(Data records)
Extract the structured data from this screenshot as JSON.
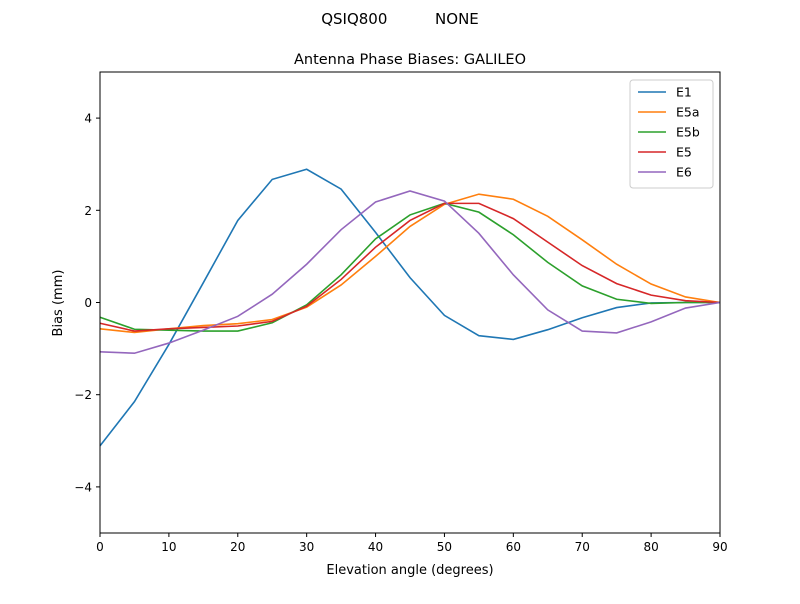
{
  "chart_data": {
    "type": "line",
    "suptitle": "QSIQ800          NONE",
    "title": "Antenna Phase Biases: GALILEO",
    "xlabel": "Elevation angle (degrees)",
    "ylabel": "Bias (mm)",
    "xlim": [
      0,
      90
    ],
    "ylim": [
      -5,
      5
    ],
    "xticks": [
      0,
      10,
      20,
      30,
      40,
      50,
      60,
      70,
      80,
      90
    ],
    "yticks": [
      -4,
      -2,
      0,
      2,
      4
    ],
    "ytick_labels": [
      "−4",
      "−2",
      "0",
      "2",
      "4"
    ],
    "grid": false,
    "legend_position": "top-right",
    "x": [
      0,
      5,
      10,
      15,
      20,
      25,
      30,
      35,
      40,
      45,
      50,
      55,
      60,
      65,
      70,
      75,
      80,
      85,
      90
    ],
    "series": [
      {
        "name": "E1",
        "color": "#1f77b4",
        "values": [
          -3.11,
          -2.15,
          -0.91,
          0.43,
          1.78,
          2.67,
          2.89,
          2.46,
          1.52,
          0.54,
          -0.28,
          -0.72,
          -0.8,
          -0.59,
          -0.33,
          -0.11,
          -0.01,
          0,
          0
        ]
      },
      {
        "name": "E5a",
        "color": "#ff7f0e",
        "values": [
          -0.57,
          -0.65,
          -0.57,
          -0.5,
          -0.46,
          -0.37,
          -0.1,
          0.38,
          1.0,
          1.65,
          2.13,
          2.35,
          2.24,
          1.87,
          1.36,
          0.83,
          0.4,
          0.12,
          0
        ]
      },
      {
        "name": "E5b",
        "color": "#2ca02c",
        "values": [
          -0.32,
          -0.58,
          -0.6,
          -0.62,
          -0.62,
          -0.44,
          -0.05,
          0.6,
          1.38,
          1.9,
          2.15,
          1.96,
          1.47,
          0.87,
          0.36,
          0.07,
          -0.02,
          0,
          0
        ]
      },
      {
        "name": "E5",
        "color": "#d62728",
        "values": [
          -0.45,
          -0.62,
          -0.57,
          -0.54,
          -0.51,
          -0.41,
          -0.08,
          0.5,
          1.2,
          1.78,
          2.15,
          2.15,
          1.82,
          1.31,
          0.8,
          0.41,
          0.16,
          0.04,
          0
        ]
      },
      {
        "name": "E6",
        "color": "#9467bd",
        "values": [
          -1.07,
          -1.1,
          -0.88,
          -0.6,
          -0.3,
          0.18,
          0.83,
          1.58,
          2.18,
          2.42,
          2.2,
          1.5,
          0.6,
          -0.16,
          -0.62,
          -0.66,
          -0.42,
          -0.12,
          0
        ]
      }
    ]
  }
}
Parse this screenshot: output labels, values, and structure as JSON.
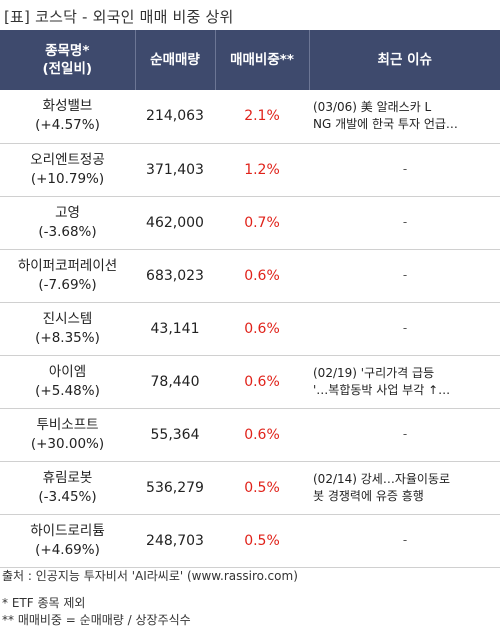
{
  "title": "[표] 코스닥 - 외국인 매매 비중 상위",
  "headers": {
    "name": "종목명*\n(전일비)",
    "volume": "순매매량",
    "ratio": "매매비중**",
    "issue": "최근 이슈"
  },
  "rows": [
    {
      "name": "화성밸브",
      "change": "(+4.57%)",
      "volume": "214,063",
      "ratio": "2.1%",
      "issue": "(03/06) 美 알래스카 L\nNG 개발에 한국 투자 언급…"
    },
    {
      "name": "오리엔트정공",
      "change": "(+10.79%)",
      "volume": "371,403",
      "ratio": "1.2%",
      "issue": "-"
    },
    {
      "name": "고영",
      "change": "(-3.68%)",
      "volume": "462,000",
      "ratio": "0.7%",
      "issue": "-"
    },
    {
      "name": "하이퍼코퍼레이션",
      "change": "(-7.69%)",
      "volume": "683,023",
      "ratio": "0.6%",
      "issue": "-"
    },
    {
      "name": "진시스템",
      "change": "(+8.35%)",
      "volume": "43,141",
      "ratio": "0.6%",
      "issue": "-"
    },
    {
      "name": "아이엠",
      "change": "(+5.48%)",
      "volume": "78,440",
      "ratio": "0.6%",
      "issue": "(02/19) '구리가격 급등\n'…복합동박 사업 부각 ↑…"
    },
    {
      "name": "투비소프트",
      "change": "(+30.00%)",
      "volume": "55,364",
      "ratio": "0.6%",
      "issue": "-"
    },
    {
      "name": "휴림로봇",
      "change": "(-3.45%)",
      "volume": "536,279",
      "ratio": "0.5%",
      "issue": "(02/14) 강세…자율이동로\n봇 경쟁력에 유증 흥행"
    },
    {
      "name": "하이드로리튬",
      "change": "(+4.69%)",
      "volume": "248,703",
      "ratio": "0.5%",
      "issue": "-"
    }
  ],
  "footer": {
    "source": "출처 : 인공지능 투자비서 'AI라씨로' (www.rassiro.com)",
    "note1": "* ETF 종목 제외",
    "note2": "** 매매비중 = 순매매량 / 상장주식수"
  }
}
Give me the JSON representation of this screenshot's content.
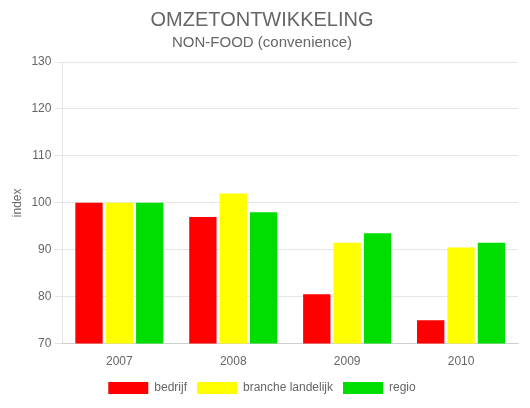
{
  "chart_data": {
    "type": "bar",
    "title": "OMZETONTWIKKELING",
    "subtitle": "NON-FOOD (convenience)",
    "categories": [
      "2007",
      "2008",
      "2009",
      "2010"
    ],
    "series": [
      {
        "name": "bedrijf",
        "color": "#ff0000",
        "values": [
          100,
          97,
          80.5,
          75
        ]
      },
      {
        "name": "branche landelijk",
        "color": "#ffff00",
        "values": [
          100,
          102,
          91.5,
          90.5
        ]
      },
      {
        "name": "regio",
        "color": "#00dd00",
        "values": [
          100,
          98,
          93.5,
          91.5
        ]
      }
    ],
    "ylabel": "index",
    "ylim": [
      70,
      130
    ],
    "yticks": [
      70,
      80,
      90,
      100,
      110,
      120,
      130
    ],
    "grid": true,
    "legend": "bottom"
  }
}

Exercise task: Extract exactly the lines above from the line containing "Give me the" through the last one, both ends included, but not the pictures.

The output:
Give me the JSON representation of this screenshot's content.
{
  "chart_data": {
    "type": "bar",
    "title": "OMZETONTWIKKELING",
    "subtitle": "NON-FOOD (convenience)",
    "categories": [
      "2007",
      "2008",
      "2009",
      "2010"
    ],
    "series": [
      {
        "name": "bedrijf",
        "color": "#ff0000",
        "values": [
          100,
          97,
          80.5,
          75
        ]
      },
      {
        "name": "branche landelijk",
        "color": "#ffff00",
        "values": [
          100,
          102,
          91.5,
          90.5
        ]
      },
      {
        "name": "regio",
        "color": "#00dd00",
        "values": [
          100,
          98,
          93.5,
          91.5
        ]
      }
    ],
    "ylabel": "index",
    "ylim": [
      70,
      130
    ],
    "yticks": [
      70,
      80,
      90,
      100,
      110,
      120,
      130
    ],
    "grid": true,
    "legend": "bottom"
  }
}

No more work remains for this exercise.